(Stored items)
>>>
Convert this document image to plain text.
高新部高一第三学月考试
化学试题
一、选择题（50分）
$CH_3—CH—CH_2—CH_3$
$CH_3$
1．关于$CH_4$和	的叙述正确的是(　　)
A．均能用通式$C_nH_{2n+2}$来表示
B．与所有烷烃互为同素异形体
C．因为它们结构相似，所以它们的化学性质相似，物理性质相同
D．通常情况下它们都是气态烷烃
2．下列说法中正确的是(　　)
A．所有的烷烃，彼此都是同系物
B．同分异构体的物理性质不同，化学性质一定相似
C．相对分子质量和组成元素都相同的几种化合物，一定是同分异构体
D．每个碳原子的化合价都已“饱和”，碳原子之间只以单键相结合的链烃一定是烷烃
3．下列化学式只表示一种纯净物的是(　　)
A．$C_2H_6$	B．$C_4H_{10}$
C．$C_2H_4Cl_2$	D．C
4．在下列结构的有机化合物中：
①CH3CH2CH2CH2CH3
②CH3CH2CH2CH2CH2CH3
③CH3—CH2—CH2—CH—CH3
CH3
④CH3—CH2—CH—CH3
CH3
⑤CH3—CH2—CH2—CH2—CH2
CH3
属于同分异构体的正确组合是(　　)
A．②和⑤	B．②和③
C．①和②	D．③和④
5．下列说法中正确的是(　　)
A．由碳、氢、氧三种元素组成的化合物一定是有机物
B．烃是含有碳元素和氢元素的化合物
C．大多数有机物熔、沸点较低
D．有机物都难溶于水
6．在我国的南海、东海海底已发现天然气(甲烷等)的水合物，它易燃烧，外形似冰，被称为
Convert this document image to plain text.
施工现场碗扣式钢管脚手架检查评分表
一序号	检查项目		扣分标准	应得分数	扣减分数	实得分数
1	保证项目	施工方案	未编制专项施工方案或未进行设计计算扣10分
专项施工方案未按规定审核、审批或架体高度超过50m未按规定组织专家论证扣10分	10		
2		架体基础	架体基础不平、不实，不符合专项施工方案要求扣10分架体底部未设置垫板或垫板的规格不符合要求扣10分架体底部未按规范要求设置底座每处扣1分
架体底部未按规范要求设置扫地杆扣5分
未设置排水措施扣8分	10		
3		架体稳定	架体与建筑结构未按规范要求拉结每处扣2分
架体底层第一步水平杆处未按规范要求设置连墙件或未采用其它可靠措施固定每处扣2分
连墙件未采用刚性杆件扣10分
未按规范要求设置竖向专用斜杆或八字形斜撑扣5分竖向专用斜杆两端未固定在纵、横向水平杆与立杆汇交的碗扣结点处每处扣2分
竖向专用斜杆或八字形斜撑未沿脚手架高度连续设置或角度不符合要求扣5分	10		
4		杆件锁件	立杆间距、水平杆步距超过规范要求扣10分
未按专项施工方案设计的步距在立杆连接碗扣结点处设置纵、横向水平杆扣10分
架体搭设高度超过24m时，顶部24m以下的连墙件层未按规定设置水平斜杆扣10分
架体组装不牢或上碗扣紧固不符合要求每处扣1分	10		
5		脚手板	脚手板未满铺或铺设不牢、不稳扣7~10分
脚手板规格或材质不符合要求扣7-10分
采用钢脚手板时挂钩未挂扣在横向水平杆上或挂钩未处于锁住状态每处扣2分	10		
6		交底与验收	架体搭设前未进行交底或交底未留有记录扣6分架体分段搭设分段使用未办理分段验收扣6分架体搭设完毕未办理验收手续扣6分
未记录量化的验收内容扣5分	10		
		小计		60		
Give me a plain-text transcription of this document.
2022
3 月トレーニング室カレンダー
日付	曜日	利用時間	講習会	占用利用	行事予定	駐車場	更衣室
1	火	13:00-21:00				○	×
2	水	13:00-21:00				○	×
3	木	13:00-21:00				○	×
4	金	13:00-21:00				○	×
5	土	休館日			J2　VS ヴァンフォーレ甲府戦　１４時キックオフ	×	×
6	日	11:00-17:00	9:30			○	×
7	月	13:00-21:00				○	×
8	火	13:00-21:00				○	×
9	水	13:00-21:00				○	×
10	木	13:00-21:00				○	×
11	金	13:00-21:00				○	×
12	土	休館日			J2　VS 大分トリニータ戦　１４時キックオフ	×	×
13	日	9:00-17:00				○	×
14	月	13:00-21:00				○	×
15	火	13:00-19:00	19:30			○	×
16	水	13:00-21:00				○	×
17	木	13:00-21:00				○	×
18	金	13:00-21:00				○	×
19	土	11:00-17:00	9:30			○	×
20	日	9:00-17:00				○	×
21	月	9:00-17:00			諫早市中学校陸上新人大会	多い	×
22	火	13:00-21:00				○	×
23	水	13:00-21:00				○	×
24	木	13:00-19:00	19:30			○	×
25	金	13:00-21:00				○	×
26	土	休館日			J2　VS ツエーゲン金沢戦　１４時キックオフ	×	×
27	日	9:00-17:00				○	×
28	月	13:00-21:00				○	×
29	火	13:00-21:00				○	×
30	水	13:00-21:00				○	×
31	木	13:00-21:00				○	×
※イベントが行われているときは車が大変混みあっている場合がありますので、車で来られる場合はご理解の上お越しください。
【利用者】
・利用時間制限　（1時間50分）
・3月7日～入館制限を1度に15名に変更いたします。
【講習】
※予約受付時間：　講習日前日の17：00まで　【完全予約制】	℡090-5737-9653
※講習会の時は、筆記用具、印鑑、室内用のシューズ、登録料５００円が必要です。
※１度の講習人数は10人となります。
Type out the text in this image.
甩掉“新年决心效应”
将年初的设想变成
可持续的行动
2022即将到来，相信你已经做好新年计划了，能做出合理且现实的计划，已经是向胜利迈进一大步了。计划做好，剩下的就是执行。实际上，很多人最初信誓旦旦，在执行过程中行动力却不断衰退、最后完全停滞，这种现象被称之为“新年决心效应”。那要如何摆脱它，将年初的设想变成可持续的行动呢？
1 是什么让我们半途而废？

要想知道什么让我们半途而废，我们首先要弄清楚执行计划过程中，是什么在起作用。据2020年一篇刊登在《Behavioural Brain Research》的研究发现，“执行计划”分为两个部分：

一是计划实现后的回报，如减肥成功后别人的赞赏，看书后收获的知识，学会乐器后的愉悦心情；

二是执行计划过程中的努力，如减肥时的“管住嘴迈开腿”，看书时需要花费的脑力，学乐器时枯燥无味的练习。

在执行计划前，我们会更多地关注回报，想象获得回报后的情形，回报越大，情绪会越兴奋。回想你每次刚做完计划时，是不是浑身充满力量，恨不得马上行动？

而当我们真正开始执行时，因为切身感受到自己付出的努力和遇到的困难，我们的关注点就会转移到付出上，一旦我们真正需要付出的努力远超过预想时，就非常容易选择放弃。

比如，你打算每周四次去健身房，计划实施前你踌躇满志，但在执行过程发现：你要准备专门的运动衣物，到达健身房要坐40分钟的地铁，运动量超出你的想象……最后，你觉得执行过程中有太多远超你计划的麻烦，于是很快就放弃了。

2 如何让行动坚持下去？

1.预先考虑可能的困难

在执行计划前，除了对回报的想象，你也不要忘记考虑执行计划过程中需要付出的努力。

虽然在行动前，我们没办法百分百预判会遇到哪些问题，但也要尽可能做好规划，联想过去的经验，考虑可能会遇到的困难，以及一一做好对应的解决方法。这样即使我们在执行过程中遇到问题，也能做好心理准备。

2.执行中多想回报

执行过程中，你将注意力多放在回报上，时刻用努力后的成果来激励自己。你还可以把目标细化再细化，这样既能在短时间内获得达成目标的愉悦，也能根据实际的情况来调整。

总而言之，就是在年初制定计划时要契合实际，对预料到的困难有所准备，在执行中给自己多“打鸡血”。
<<<
* _Given exercise_:
Extract all of the data exactly as written.

* _Task answer_:
Convert this document image to plain text.
高新部高一第三学月考试
化学试题
一、选择题（50分）
$CH_3—CH—CH_2—CH_3$
$CH_3$
1．关于$CH_4$和	的叙述正确的是(　　)
A．均能用通式$C_nH_{2n+2}$来表示
B．与所有烷烃互为同素异形体
C．因为它们结构相似，所以它们的化学性质相似，物理性质相同
D．通常情况下它们都是气态烷烃
2．下列说法中正确的是(　　)
A．所有的烷烃，彼此都是同系物
B．同分异构体的物理性质不同，化学性质一定相似
C．相对分子质量和组成元素都相同的几种化合物，一定是同分异构体
D．每个碳原子的化合价都已“饱和”，碳原子之间只以单键相结合的链烃一定是烷烃
3．下列化学式只表示一种纯净物的是(　　)
A．$C_2H_6$	B．$C_4H_{10}$
C．$C_2H_4Cl_2$	D．C
4．在下列结构的有机化合物中：
①CH3CH2CH2CH2CH3
②CH3CH2CH2CH2CH2CH3
③CH3—CH2—CH2—CH—CH3
CH3
④CH3—CH2—CH—CH3
CH3
⑤CH3—CH2—CH2—CH2—CH2
CH3
属于同分异构体的正确组合是(　　)
A．②和⑤	B．②和③
C．①和②	D．③和④
5．下列说法中正确的是(　　)
A．由碳、氢、氧三种元素组成的化合物一定是有机物
B．烃是含有碳元素和氢元素的化合物
C．大多数有机物熔、沸点较低
D．有机物都难溶于水
6．在我国的南海、东海海底已发现天然气(甲烷等)的水合物，它易燃烧，外形似冰，被称为
Convert this document image to plain text.
施工现场碗扣式钢管脚手架检查评分表
一序号	检查项目		扣分标准	应得分数	扣减分数	实得分数
1	保证项目	施工方案	未编制专项施工方案或未进行设计计算扣10分
专项施工方案未按规定审核、审批或架体高度超过50m未按规定组织专家论证扣10分	10		
2		架体基础	架体基础不平、不实，不符合专项施工方案要求扣10分架体底部未设置垫板或垫板的规格不符合要求扣10分架体底部未按规范要求设置底座每处扣1分
架体底部未按规范要求设置扫地杆扣5分
未设置排水措施扣8分	10		
3		架体稳定	架体与建筑结构未按规范要求拉结每处扣2分
架体底层第一步水平杆处未按规范要求设置连墙件或未采用其它可靠措施固定每处扣2分
连墙件未采用刚性杆件扣10分
未按规范要求设置竖向专用斜杆或八字形斜撑扣5分竖向专用斜杆两端未固定在纵、横向水平杆与立杆汇交的碗扣结点处每处扣2分
竖向专用斜杆或八字形斜撑未沿脚手架高度连续设置或角度不符合要求扣5分	10		
4		杆件锁件	立杆间距、水平杆步距超过规范要求扣10分
未按专项施工方案设计的步距在立杆连接碗扣结点处设置纵、横向水平杆扣10分
架体搭设高度超过24m时，顶部24m以下的连墙件层未按规定设置水平斜杆扣10分
架体组装不牢或上碗扣紧固不符合要求每处扣1分	10		
5		脚手板	脚手板未满铺或铺设不牢、不稳扣7~10分
脚手板规格或材质不符合要求扣7-10分
采用钢脚手板时挂钩未挂扣在横向水平杆上或挂钩未处于锁住状态每处扣2分	10		
6		交底与验收	架体搭设前未进行交底或交底未留有记录扣6分架体分段搭设分段使用未办理分段验收扣6分架体搭设完毕未办理验收手续扣6分
未记录量化的验收内容扣5分	10		
		小计		60		
Give me a plain-text transcription of this document.
2022
3 月トレーニング室カレンダー
日付	曜日	利用時間	講習会	占用利用	行事予定	駐車場	更衣室
1	火	13:00-21:00				○	×
2	水	13:00-21:00				○	×
3	木	13:00-21:00				○	×
4	金	13:00-21:00				○	×
5	土	休館日			J2　VS ヴァンフォーレ甲府戦　１４時キックオフ	×	×
6	日	11:00-17:00	9:30			○	×
7	月	13:00-21:00				○	×
8	火	13:00-21:00				○	×
9	水	13:00-21:00				○	×
10	木	13:00-21:00				○	×
11	金	13:00-21:00				○	×
12	土	休館日			J2　VS 大分トリニータ戦　１４時キックオフ	×	×
13	日	9:00-17:00				○	×
14	月	13:00-21:00				○	×
15	火	13:00-19:00	19:30			○	×
16	水	13:00-21:00				○	×
17	木	13:00-21:00				○	×
18	金	13:00-21:00				○	×
19	土	11:00-17:00	9:30			○	×
20	日	9:00-17:00				○	×
21	月	9:00-17:00			諫早市中学校陸上新人大会	多い	×
22	火	13:00-21:00				○	×
23	水	13:00-21:00				○	×
24	木	13:00-19:00	19:30			○	×
25	金	13:00-21:00				○	×
26	土	休館日			J2　VS ツエーゲン金沢戦　１４時キックオフ	×	×
27	日	9:00-17:00				○	×
28	月	13:00-21:00				○	×
29	火	13:00-21:00				○	×
30	水	13:00-21:00				○	×
31	木	13:00-21:00				○	×
※イベントが行われているときは車が大変混みあっている場合がありますので、車で来られる場合はご理解の上お越しください。
【利用者】
・利用時間制限　（1時間50分）
・3月7日～入館制限を1度に15名に変更いたします。
【講習】
※予約受付時間：　講習日前日の17：00まで　【完全予約制】	℡090-5737-9653
※講習会の時は、筆記用具、印鑑、室内用のシューズ、登録料５００円が必要です。
※１度の講習人数は10人となります。
Type out the text in this image.
甩掉“新年决心效应”
将年初的设想变成
可持续的行动
2022即将到来，相信你已经做好新年计划了，能做出合理且现实的计划，已经是向胜利迈进一大步了。计划做好，剩下的就是执行。实际上，很多人最初信誓旦旦，在执行过程中行动力却不断衰退、最后完全停滞，这种现象被称之为“新年决心效应”。那要如何摆脱它，将年初的设想变成可持续的行动呢？
1 是什么让我们半途而废？

要想知道什么让我们半途而废，我们首先要弄清楚执行计划过程中，是什么在起作用。据2020年一篇刊登在《Behavioural Brain Research》的研究发现，“执行计划”分为两个部分：

一是计划实现后的回报，如减肥成功后别人的赞赏，看书后收获的知识，学会乐器后的愉悦心情；

二是执行计划过程中的努力，如减肥时的“管住嘴迈开腿”，看书时需要花费的脑力，学乐器时枯燥无味的练习。

在执行计划前，我们会更多地关注回报，想象获得回报后的情形，回报越大，情绪会越兴奋。回想你每次刚做完计划时，是不是浑身充满力量，恨不得马上行动？

而当我们真正开始执行时，因为切身感受到自己付出的努力和遇到的困难，我们的关注点就会转移到付出上，一旦我们真正需要付出的努力远超过预想时，就非常容易选择放弃。

比如，你打算每周四次去健身房，计划实施前你踌躇满志，但在执行过程发现：你要准备专门的运动衣物，到达健身房要坐40分钟的地铁，运动量超出你的想象……最后，你觉得执行过程中有太多远超你计划的麻烦，于是很快就放弃了。

2 如何让行动坚持下去？

1.预先考虑可能的困难

在执行计划前，除了对回报的想象，你也不要忘记考虑执行计划过程中需要付出的努力。

虽然在行动前，我们没办法百分百预判会遇到哪些问题，但也要尽可能做好规划，联想过去的经验，考虑可能会遇到的困难，以及一一做好对应的解决方法。这样即使我们在执行过程中遇到问题，也能做好心理准备。

2.执行中多想回报

执行过程中，你将注意力多放在回报上，时刻用努力后的成果来激励自己。你还可以把目标细化再细化，这样既能在短时间内获得达成目标的愉悦，也能根据实际的情况来调整。

总而言之，就是在年初制定计划时要契合实际，对预料到的困难有所准备，在执行中给自己多“打鸡血”。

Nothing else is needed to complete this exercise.